▶ [Given request]: Quote the data below in full, minus the images.

▶ [Supplied records]:
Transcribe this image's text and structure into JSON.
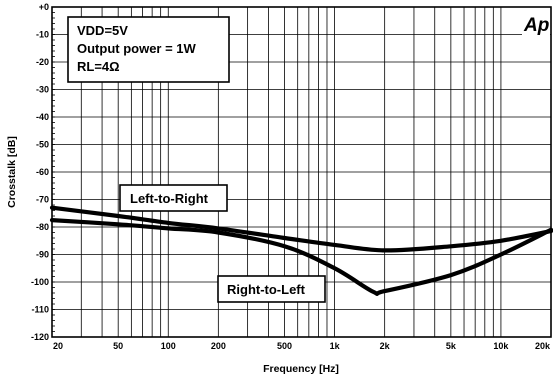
{
  "chart_data": {
    "type": "line",
    "xlabel": "Frequency [Hz]",
    "ylabel": "Crosstalk [dB]",
    "x_scale": "log",
    "xlim": [
      20,
      20000
    ],
    "ylim": [
      -120,
      0
    ],
    "grid": true,
    "x_ticks": [
      20,
      50,
      100,
      200,
      500,
      1000,
      2000,
      5000,
      10000,
      20000
    ],
    "x_tick_labels": [
      "20",
      "50",
      "100",
      "200",
      "500",
      "1k",
      "2k",
      "5k",
      "10k",
      "20k"
    ],
    "y_ticks": [
      0,
      -10,
      -20,
      -30,
      -40,
      -50,
      -60,
      -70,
      -80,
      -90,
      -100,
      -110,
      -120
    ],
    "y_tick_labels": [
      "+0",
      "-10",
      "-20",
      "-30",
      "-40",
      "-50",
      "-60",
      "-70",
      "-80",
      "-90",
      "-100",
      "-110",
      "-120"
    ],
    "conditions": [
      "VDD=5V",
      "Output power = 1W",
      "RL=4Ω"
    ],
    "logo_text": "Ap",
    "series": [
      {
        "name": "Left-to-Right",
        "points": [
          [
            20,
            -73
          ],
          [
            50,
            -76
          ],
          [
            100,
            -78.5
          ],
          [
            200,
            -80.5
          ],
          [
            500,
            -84
          ],
          [
            1000,
            -86.5
          ],
          [
            2000,
            -88.5
          ],
          [
            5000,
            -87
          ],
          [
            10000,
            -85
          ],
          [
            20000,
            -81.5
          ]
        ]
      },
      {
        "name": "Right-to-Left",
        "points": [
          [
            20,
            -77.5
          ],
          [
            50,
            -79
          ],
          [
            100,
            -80.5
          ],
          [
            200,
            -82
          ],
          [
            500,
            -87
          ],
          [
            1000,
            -95
          ],
          [
            1700,
            -103.5
          ],
          [
            2000,
            -103.3
          ],
          [
            5000,
            -97.5
          ],
          [
            10000,
            -90
          ],
          [
            20000,
            -81
          ]
        ]
      }
    ]
  }
}
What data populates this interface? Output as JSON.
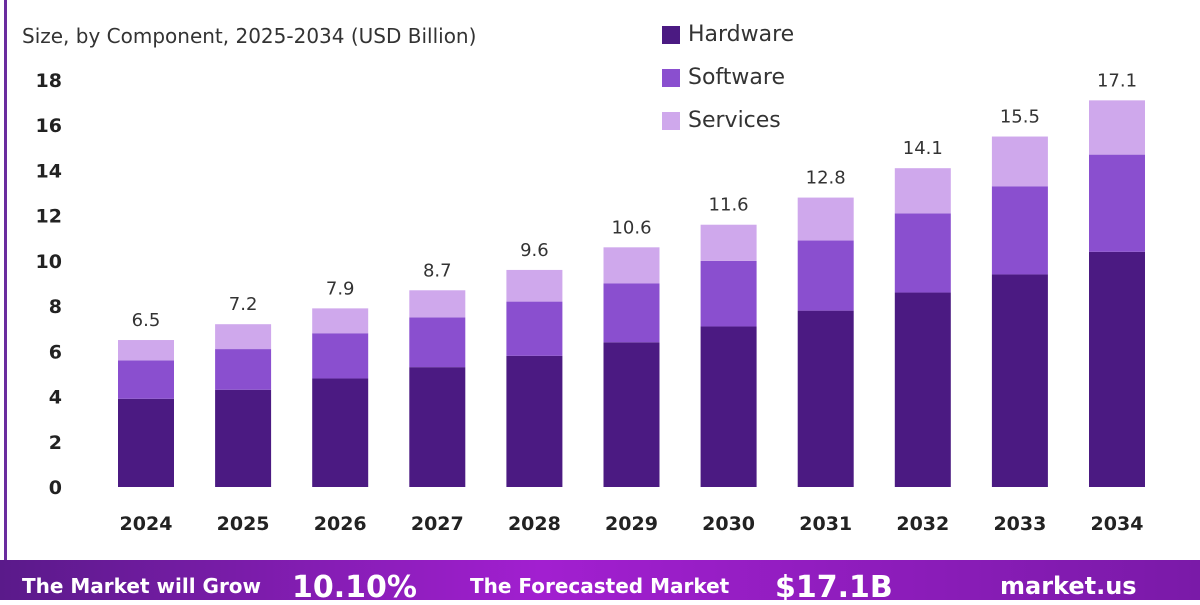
{
  "chart_data": {
    "type": "bar",
    "stacked": true,
    "subtitle": "Size, by Component, 2025-2034 (USD Billion)",
    "categories": [
      "2024",
      "2025",
      "2026",
      "2027",
      "2028",
      "2029",
      "2030",
      "2031",
      "2032",
      "2033",
      "2034"
    ],
    "series": [
      {
        "name": "Hardware",
        "color": "#4b1a82",
        "values": [
          3.9,
          4.3,
          4.8,
          5.3,
          5.8,
          6.4,
          7.1,
          7.8,
          8.6,
          9.4,
          10.4
        ]
      },
      {
        "name": "Software",
        "color": "#8a4fcf",
        "values": [
          1.7,
          1.8,
          2.0,
          2.2,
          2.4,
          2.6,
          2.9,
          3.1,
          3.5,
          3.9,
          4.3
        ]
      },
      {
        "name": "Services",
        "color": "#cfa8ec",
        "values": [
          0.9,
          1.1,
          1.1,
          1.2,
          1.4,
          1.6,
          1.6,
          1.9,
          2.0,
          2.2,
          2.4
        ]
      }
    ],
    "totals": [
      "6.5",
      "7.2",
      "7.9",
      "8.7",
      "9.6",
      "10.6",
      "11.6",
      "12.8",
      "14.1",
      "15.5",
      "17.1"
    ],
    "yticks": [
      "0",
      "2",
      "4",
      "6",
      "8",
      "10",
      "12",
      "14",
      "16",
      "18"
    ],
    "ylim": [
      0,
      18
    ],
    "grid": false,
    "legend": "top-right"
  },
  "banner": {
    "grow_label": "The Market will Grow",
    "cagr": "10.10%",
    "forecast_label": "The Forecasted Market",
    "forecast_value": "$17.1B",
    "brand": "market.us"
  }
}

▶ [Result]:
Transcribe this image's text and structure into JSON.
{
  "chart_data": {
    "type": "line",
    "xlabel": "Frequency [Hz]",
    "ylabel": "Crosstalk [dB]",
    "x_scale": "log",
    "xlim": [
      20,
      20000
    ],
    "ylim": [
      -120,
      0
    ],
    "grid": true,
    "x_ticks": [
      20,
      50,
      100,
      200,
      500,
      1000,
      2000,
      5000,
      10000,
      20000
    ],
    "x_tick_labels": [
      "20",
      "50",
      "100",
      "200",
      "500",
      "1k",
      "2k",
      "5k",
      "10k",
      "20k"
    ],
    "y_ticks": [
      0,
      -10,
      -20,
      -30,
      -40,
      -50,
      -60,
      -70,
      -80,
      -90,
      -100,
      -110,
      -120
    ],
    "y_tick_labels": [
      "+0",
      "-10",
      "-20",
      "-30",
      "-40",
      "-50",
      "-60",
      "-70",
      "-80",
      "-90",
      "-100",
      "-110",
      "-120"
    ],
    "conditions": [
      "VDD=5V",
      "Output power = 1W",
      "RL=4Ω"
    ],
    "logo_text": "Ap",
    "series": [
      {
        "name": "Left-to-Right",
        "points": [
          [
            20,
            -73
          ],
          [
            50,
            -76
          ],
          [
            100,
            -78.5
          ],
          [
            200,
            -80.5
          ],
          [
            500,
            -84
          ],
          [
            1000,
            -86.5
          ],
          [
            2000,
            -88.5
          ],
          [
            5000,
            -87
          ],
          [
            10000,
            -85
          ],
          [
            20000,
            -81.5
          ]
        ]
      },
      {
        "name": "Right-to-Left",
        "points": [
          [
            20,
            -77.5
          ],
          [
            50,
            -79
          ],
          [
            100,
            -80.5
          ],
          [
            200,
            -82
          ],
          [
            500,
            -87
          ],
          [
            1000,
            -95
          ],
          [
            1700,
            -103.5
          ],
          [
            2000,
            -103.3
          ],
          [
            5000,
            -97.5
          ],
          [
            10000,
            -90
          ],
          [
            20000,
            -81
          ]
        ]
      }
    ]
  }
}
What data populates this interface? Output as JSON.
{
  "chart_data": {
    "type": "bar",
    "stacked": true,
    "subtitle": "Size, by Component, 2025-2034 (USD Billion)",
    "categories": [
      "2024",
      "2025",
      "2026",
      "2027",
      "2028",
      "2029",
      "2030",
      "2031",
      "2032",
      "2033",
      "2034"
    ],
    "series": [
      {
        "name": "Hardware",
        "color": "#4b1a82",
        "values": [
          3.9,
          4.3,
          4.8,
          5.3,
          5.8,
          6.4,
          7.1,
          7.8,
          8.6,
          9.4,
          10.4
        ]
      },
      {
        "name": "Software",
        "color": "#8a4fcf",
        "values": [
          1.7,
          1.8,
          2.0,
          2.2,
          2.4,
          2.6,
          2.9,
          3.1,
          3.5,
          3.9,
          4.3
        ]
      },
      {
        "name": "Services",
        "color": "#cfa8ec",
        "values": [
          0.9,
          1.1,
          1.1,
          1.2,
          1.4,
          1.6,
          1.6,
          1.9,
          2.0,
          2.2,
          2.4
        ]
      }
    ],
    "totals": [
      "6.5",
      "7.2",
      "7.9",
      "8.7",
      "9.6",
      "10.6",
      "11.6",
      "12.8",
      "14.1",
      "15.5",
      "17.1"
    ],
    "yticks": [
      "0",
      "2",
      "4",
      "6",
      "8",
      "10",
      "12",
      "14",
      "16",
      "18"
    ],
    "ylim": [
      0,
      18
    ],
    "grid": false,
    "legend": "top-right"
  },
  "banner": {
    "grow_label": "The Market will Grow",
    "cagr": "10.10%",
    "forecast_label": "The Forecasted Market",
    "forecast_value": "$17.1B",
    "brand": "market.us"
  }
}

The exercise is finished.